* _Provided data_

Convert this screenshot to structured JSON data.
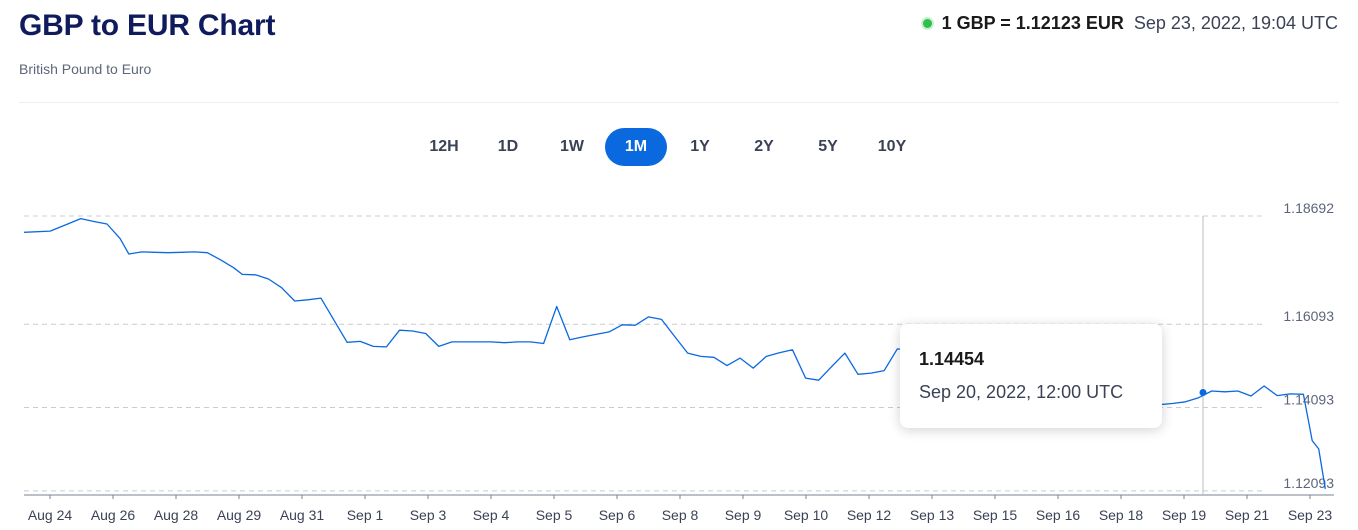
{
  "header": {
    "title": "GBP to EUR Chart",
    "subtitle": "British Pound to Euro",
    "rate": "1 GBP = 1.12123 EUR",
    "timestamp": "Sep 23, 2022, 19:04 UTC",
    "live_color": "#2fbf4a"
  },
  "range_tabs": [
    {
      "label": "12H",
      "active": false
    },
    {
      "label": "1D",
      "active": false
    },
    {
      "label": "1W",
      "active": false
    },
    {
      "label": "1M",
      "active": true
    },
    {
      "label": "1Y",
      "active": false
    },
    {
      "label": "2Y",
      "active": false
    },
    {
      "label": "5Y",
      "active": false
    },
    {
      "label": "10Y",
      "active": false
    }
  ],
  "tooltip": {
    "value": "1.14454",
    "date": "Sep 20, 2022, 12:00 UTC"
  },
  "chart_data": {
    "type": "line",
    "title": "",
    "xlabel": "",
    "ylabel": "",
    "line_color": "#0b69e0",
    "grid": "horizontal dashed",
    "legend": "none",
    "x_tick_labels": [
      "Aug 24",
      "Aug 26",
      "Aug 28",
      "Aug 29",
      "Aug 31",
      "Sep 1",
      "Sep 3",
      "Sep 4",
      "Sep 5",
      "Sep 6",
      "Sep 8",
      "Sep 9",
      "Sep 10",
      "Sep 12",
      "Sep 13",
      "Sep 15",
      "Sep 16",
      "Sep 18",
      "Sep 19",
      "Sep 21",
      "Sep 23"
    ],
    "y_tick_labels": [
      "1.18692",
      "1.16093",
      "1.14093",
      "1.12093"
    ],
    "y_tick_values": [
      1.18692,
      1.16093,
      1.14093,
      1.12093
    ],
    "ylim": [
      1.11993,
      1.18692
    ],
    "xlim": [
      0,
      30
    ],
    "x": [
      0,
      0.6,
      1.0,
      1.3,
      1.6,
      1.9,
      2.2,
      2.4,
      2.7,
      3.0,
      3.3,
      3.6,
      3.9,
      4.2,
      4.5,
      4.8,
      5.0,
      5.3,
      5.6,
      5.9,
      6.2,
      6.5,
      6.8,
      7.1,
      7.4,
      7.7,
      8.0,
      8.3,
      8.6,
      8.9,
      9.2,
      9.5,
      9.8,
      10.1,
      10.4,
      10.7,
      11.0,
      11.3,
      11.6,
      11.9,
      12.2,
      12.5,
      12.8,
      13.1,
      13.4,
      13.7,
      14.0,
      14.3,
      14.6,
      14.9,
      15.2,
      15.5,
      15.8,
      16.1,
      16.4,
      16.7,
      17.0,
      17.3,
      17.6,
      17.9,
      18.2,
      18.5,
      18.8,
      19.1,
      19.4,
      19.7,
      20.0,
      20.3,
      20.6,
      20.9,
      21.2,
      21.5,
      21.8,
      22.1,
      22.4,
      22.7,
      23.0,
      23.3,
      23.6,
      23.9,
      24.2,
      24.5,
      24.8,
      25.1,
      25.4,
      25.7,
      26.0,
      26.3,
      26.6,
      26.9,
      27.2,
      27.5,
      27.8,
      28.1,
      28.4,
      28.7,
      29.0,
      29.3,
      29.5,
      29.65,
      29.8
    ],
    "y": [
      1.183,
      1.1833,
      1.185,
      1.1863,
      1.1856,
      1.185,
      1.1815,
      1.1778,
      1.1783,
      1.1782,
      1.1781,
      1.1782,
      1.1783,
      1.1781,
      1.1764,
      1.1745,
      1.1729,
      1.1728,
      1.1718,
      1.1697,
      1.1665,
      1.1668,
      1.1672,
      1.1619,
      1.1566,
      1.1568,
      1.1556,
      1.1555,
      1.1595,
      1.1593,
      1.1587,
      1.1556,
      1.1567,
      1.1567,
      1.1567,
      1.1567,
      1.1565,
      1.1567,
      1.1567,
      1.1563,
      1.1652,
      1.1572,
      1.1579,
      1.1585,
      1.1591,
      1.1608,
      1.1607,
      1.1627,
      1.1621,
      1.158,
      1.154,
      1.1532,
      1.153,
      1.151,
      1.1528,
      1.1504,
      1.1532,
      1.1541,
      1.1548,
      1.148,
      1.1475,
      1.1508,
      1.154,
      1.1489,
      1.1492,
      1.1498,
      1.155,
      1.1547,
      1.1528,
      1.155,
      1.1548,
      1.1552,
      1.1533,
      1.1545,
      1.1496,
      1.146,
      1.1436,
      1.1428,
      1.1433,
      1.1427,
      1.1402,
      1.1397,
      1.1395,
      1.1398,
      1.1414,
      1.1445,
      1.1416,
      1.1419,
      1.1423,
      1.1433,
      1.1449,
      1.1447,
      1.1449,
      1.1437,
      1.1461,
      1.1438,
      1.1442,
      1.1441,
      1.133,
      1.131,
      1.1214
    ],
    "highlight": {
      "x": 27.0,
      "y": 1.14454
    }
  }
}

* _What to work on_
Repeat the records in full, exactly as they appear, without the pictures.

* _Exercise answer_
Convert this screenshot to structured JSON data.
{
  "header": {
    "title": "GBP to EUR Chart",
    "subtitle": "British Pound to Euro",
    "rate": "1 GBP = 1.12123 EUR",
    "timestamp": "Sep 23, 2022, 19:04 UTC",
    "live_color": "#2fbf4a"
  },
  "range_tabs": [
    {
      "label": "12H",
      "active": false
    },
    {
      "label": "1D",
      "active": false
    },
    {
      "label": "1W",
      "active": false
    },
    {
      "label": "1M",
      "active": true
    },
    {
      "label": "1Y",
      "active": false
    },
    {
      "label": "2Y",
      "active": false
    },
    {
      "label": "5Y",
      "active": false
    },
    {
      "label": "10Y",
      "active": false
    }
  ],
  "tooltip": {
    "value": "1.14454",
    "date": "Sep 20, 2022, 12:00 UTC"
  },
  "chart_data": {
    "type": "line",
    "title": "",
    "xlabel": "",
    "ylabel": "",
    "line_color": "#0b69e0",
    "grid": "horizontal dashed",
    "legend": "none",
    "x_tick_labels": [
      "Aug 24",
      "Aug 26",
      "Aug 28",
      "Aug 29",
      "Aug 31",
      "Sep 1",
      "Sep 3",
      "Sep 4",
      "Sep 5",
      "Sep 6",
      "Sep 8",
      "Sep 9",
      "Sep 10",
      "Sep 12",
      "Sep 13",
      "Sep 15",
      "Sep 16",
      "Sep 18",
      "Sep 19",
      "Sep 21",
      "Sep 23"
    ],
    "y_tick_labels": [
      "1.18692",
      "1.16093",
      "1.14093",
      "1.12093"
    ],
    "y_tick_values": [
      1.18692,
      1.16093,
      1.14093,
      1.12093
    ],
    "ylim": [
      1.11993,
      1.18692
    ],
    "xlim": [
      0,
      30
    ],
    "x": [
      0,
      0.6,
      1.0,
      1.3,
      1.6,
      1.9,
      2.2,
      2.4,
      2.7,
      3.0,
      3.3,
      3.6,
      3.9,
      4.2,
      4.5,
      4.8,
      5.0,
      5.3,
      5.6,
      5.9,
      6.2,
      6.5,
      6.8,
      7.1,
      7.4,
      7.7,
      8.0,
      8.3,
      8.6,
      8.9,
      9.2,
      9.5,
      9.8,
      10.1,
      10.4,
      10.7,
      11.0,
      11.3,
      11.6,
      11.9,
      12.2,
      12.5,
      12.8,
      13.1,
      13.4,
      13.7,
      14.0,
      14.3,
      14.6,
      14.9,
      15.2,
      15.5,
      15.8,
      16.1,
      16.4,
      16.7,
      17.0,
      17.3,
      17.6,
      17.9,
      18.2,
      18.5,
      18.8,
      19.1,
      19.4,
      19.7,
      20.0,
      20.3,
      20.6,
      20.9,
      21.2,
      21.5,
      21.8,
      22.1,
      22.4,
      22.7,
      23.0,
      23.3,
      23.6,
      23.9,
      24.2,
      24.5,
      24.8,
      25.1,
      25.4,
      25.7,
      26.0,
      26.3,
      26.6,
      26.9,
      27.2,
      27.5,
      27.8,
      28.1,
      28.4,
      28.7,
      29.0,
      29.3,
      29.5,
      29.65,
      29.8
    ],
    "y": [
      1.183,
      1.1833,
      1.185,
      1.1863,
      1.1856,
      1.185,
      1.1815,
      1.1778,
      1.1783,
      1.1782,
      1.1781,
      1.1782,
      1.1783,
      1.1781,
      1.1764,
      1.1745,
      1.1729,
      1.1728,
      1.1718,
      1.1697,
      1.1665,
      1.1668,
      1.1672,
      1.1619,
      1.1566,
      1.1568,
      1.1556,
      1.1555,
      1.1595,
      1.1593,
      1.1587,
      1.1556,
      1.1567,
      1.1567,
      1.1567,
      1.1567,
      1.1565,
      1.1567,
      1.1567,
      1.1563,
      1.1652,
      1.1572,
      1.1579,
      1.1585,
      1.1591,
      1.1608,
      1.1607,
      1.1627,
      1.1621,
      1.158,
      1.154,
      1.1532,
      1.153,
      1.151,
      1.1528,
      1.1504,
      1.1532,
      1.1541,
      1.1548,
      1.148,
      1.1475,
      1.1508,
      1.154,
      1.1489,
      1.1492,
      1.1498,
      1.155,
      1.1547,
      1.1528,
      1.155,
      1.1548,
      1.1552,
      1.1533,
      1.1545,
      1.1496,
      1.146,
      1.1436,
      1.1428,
      1.1433,
      1.1427,
      1.1402,
      1.1397,
      1.1395,
      1.1398,
      1.1414,
      1.1445,
      1.1416,
      1.1419,
      1.1423,
      1.1433,
      1.1449,
      1.1447,
      1.1449,
      1.1437,
      1.1461,
      1.1438,
      1.1442,
      1.1441,
      1.133,
      1.131,
      1.1214
    ],
    "highlight": {
      "x": 27.0,
      "y": 1.14454
    }
  }
}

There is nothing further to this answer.